■ **WHAT YOU WILL DO**: Pull out every line below that holds the word "KIPP".

■ **ENTRIES**:
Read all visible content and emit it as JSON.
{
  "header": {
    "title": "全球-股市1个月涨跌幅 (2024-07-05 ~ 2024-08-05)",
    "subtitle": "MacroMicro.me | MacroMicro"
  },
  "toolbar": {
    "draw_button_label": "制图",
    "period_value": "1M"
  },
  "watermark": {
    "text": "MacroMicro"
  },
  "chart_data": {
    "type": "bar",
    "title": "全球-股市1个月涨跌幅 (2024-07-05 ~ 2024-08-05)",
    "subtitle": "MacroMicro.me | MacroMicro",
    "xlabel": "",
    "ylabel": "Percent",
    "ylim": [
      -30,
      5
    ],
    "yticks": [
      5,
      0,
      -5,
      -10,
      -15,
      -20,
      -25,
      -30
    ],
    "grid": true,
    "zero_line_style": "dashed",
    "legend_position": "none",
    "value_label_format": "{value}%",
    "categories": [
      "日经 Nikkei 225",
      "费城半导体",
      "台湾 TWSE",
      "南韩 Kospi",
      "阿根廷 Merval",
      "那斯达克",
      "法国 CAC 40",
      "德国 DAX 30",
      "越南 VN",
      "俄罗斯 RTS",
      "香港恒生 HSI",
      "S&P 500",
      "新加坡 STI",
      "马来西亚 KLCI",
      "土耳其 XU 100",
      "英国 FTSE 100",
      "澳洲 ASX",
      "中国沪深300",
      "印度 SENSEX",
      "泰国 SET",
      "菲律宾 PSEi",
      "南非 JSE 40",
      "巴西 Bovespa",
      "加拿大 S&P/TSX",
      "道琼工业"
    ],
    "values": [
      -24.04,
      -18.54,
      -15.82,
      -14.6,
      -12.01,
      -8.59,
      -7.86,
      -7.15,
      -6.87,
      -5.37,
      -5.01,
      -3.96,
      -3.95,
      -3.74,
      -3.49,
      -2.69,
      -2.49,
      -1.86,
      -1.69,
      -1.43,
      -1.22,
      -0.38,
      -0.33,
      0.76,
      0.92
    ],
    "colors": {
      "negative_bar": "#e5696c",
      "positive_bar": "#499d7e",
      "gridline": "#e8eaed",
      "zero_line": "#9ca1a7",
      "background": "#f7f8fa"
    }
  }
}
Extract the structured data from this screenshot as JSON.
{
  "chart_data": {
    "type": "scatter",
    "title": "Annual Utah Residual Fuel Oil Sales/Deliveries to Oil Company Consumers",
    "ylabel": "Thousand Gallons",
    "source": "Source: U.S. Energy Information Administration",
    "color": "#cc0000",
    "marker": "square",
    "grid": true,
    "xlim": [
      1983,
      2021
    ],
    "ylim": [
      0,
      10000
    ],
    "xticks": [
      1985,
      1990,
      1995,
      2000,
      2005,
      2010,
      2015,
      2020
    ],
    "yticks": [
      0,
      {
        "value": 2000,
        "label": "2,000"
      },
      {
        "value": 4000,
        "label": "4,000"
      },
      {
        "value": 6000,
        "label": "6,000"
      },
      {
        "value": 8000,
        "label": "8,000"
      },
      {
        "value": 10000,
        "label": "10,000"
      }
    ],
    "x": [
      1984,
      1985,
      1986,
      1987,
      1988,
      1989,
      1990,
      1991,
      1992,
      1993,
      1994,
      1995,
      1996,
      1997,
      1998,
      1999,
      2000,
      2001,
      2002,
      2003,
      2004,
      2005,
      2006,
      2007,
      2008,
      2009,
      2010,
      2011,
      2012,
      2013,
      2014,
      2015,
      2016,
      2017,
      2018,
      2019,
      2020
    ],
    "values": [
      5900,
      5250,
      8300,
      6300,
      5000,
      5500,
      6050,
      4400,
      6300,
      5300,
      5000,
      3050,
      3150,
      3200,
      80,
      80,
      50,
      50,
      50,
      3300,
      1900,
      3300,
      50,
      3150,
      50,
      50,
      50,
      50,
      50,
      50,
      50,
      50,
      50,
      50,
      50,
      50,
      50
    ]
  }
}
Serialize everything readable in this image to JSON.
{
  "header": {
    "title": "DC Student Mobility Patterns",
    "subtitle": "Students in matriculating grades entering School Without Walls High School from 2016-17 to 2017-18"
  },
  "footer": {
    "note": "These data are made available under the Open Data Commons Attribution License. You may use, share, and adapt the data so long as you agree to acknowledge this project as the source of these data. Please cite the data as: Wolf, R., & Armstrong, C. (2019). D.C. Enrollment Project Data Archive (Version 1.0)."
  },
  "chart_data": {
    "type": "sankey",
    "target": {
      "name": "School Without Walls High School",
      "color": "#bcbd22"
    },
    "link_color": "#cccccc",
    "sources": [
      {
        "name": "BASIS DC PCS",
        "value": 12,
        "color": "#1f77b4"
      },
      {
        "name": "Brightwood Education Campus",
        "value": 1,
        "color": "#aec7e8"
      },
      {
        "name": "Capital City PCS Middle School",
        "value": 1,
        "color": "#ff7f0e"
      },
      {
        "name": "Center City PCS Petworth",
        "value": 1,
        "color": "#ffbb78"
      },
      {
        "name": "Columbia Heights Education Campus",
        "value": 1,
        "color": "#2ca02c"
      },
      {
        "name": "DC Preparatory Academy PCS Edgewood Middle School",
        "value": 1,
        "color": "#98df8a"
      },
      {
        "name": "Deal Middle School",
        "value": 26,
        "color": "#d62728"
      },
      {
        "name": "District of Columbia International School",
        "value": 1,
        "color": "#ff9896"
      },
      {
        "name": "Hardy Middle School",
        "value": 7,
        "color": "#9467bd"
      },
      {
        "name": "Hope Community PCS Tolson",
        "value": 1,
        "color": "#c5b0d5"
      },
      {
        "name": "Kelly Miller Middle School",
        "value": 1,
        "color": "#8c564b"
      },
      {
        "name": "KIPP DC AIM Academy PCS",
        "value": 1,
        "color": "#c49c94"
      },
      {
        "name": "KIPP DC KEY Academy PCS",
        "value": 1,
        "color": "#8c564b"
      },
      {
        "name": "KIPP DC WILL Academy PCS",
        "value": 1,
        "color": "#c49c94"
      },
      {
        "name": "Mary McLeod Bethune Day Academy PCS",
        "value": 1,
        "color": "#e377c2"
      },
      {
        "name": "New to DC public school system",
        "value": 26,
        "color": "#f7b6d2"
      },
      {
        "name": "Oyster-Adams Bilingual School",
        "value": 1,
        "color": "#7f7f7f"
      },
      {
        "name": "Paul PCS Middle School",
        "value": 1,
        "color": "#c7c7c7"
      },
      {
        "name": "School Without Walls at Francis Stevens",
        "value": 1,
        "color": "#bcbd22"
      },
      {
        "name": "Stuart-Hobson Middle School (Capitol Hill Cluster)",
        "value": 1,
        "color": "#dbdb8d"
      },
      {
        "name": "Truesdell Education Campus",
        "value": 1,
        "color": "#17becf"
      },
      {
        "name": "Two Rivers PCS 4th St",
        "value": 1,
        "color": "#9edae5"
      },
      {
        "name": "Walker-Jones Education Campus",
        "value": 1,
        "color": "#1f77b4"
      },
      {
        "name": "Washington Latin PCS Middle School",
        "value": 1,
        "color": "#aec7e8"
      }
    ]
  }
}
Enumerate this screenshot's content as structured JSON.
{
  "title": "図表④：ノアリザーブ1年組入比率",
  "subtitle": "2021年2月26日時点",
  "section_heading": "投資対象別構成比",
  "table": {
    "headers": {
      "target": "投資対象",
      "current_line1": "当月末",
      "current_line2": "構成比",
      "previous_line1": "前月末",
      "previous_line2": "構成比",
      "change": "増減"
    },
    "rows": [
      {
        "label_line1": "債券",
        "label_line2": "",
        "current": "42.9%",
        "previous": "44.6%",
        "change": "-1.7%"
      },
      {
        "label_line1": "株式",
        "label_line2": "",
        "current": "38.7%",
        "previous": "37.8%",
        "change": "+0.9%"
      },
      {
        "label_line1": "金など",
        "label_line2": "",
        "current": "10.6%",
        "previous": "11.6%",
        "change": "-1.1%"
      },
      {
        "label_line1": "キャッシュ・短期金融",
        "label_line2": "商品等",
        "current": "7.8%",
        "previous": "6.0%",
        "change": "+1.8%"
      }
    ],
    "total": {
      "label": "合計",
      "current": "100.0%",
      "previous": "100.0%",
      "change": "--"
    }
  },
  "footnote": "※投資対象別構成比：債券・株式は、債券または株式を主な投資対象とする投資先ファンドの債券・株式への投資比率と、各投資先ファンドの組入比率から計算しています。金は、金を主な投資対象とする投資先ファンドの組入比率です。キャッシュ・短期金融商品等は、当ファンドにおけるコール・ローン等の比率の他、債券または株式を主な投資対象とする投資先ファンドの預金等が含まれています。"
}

■ **OUTPUT FOR THIS TASK**:
        "name": "KIPP DC AIM Academy PCS",
        "name": "KIPP DC KEY Academy PCS",
        "name": "KIPP DC WILL Academy PCS",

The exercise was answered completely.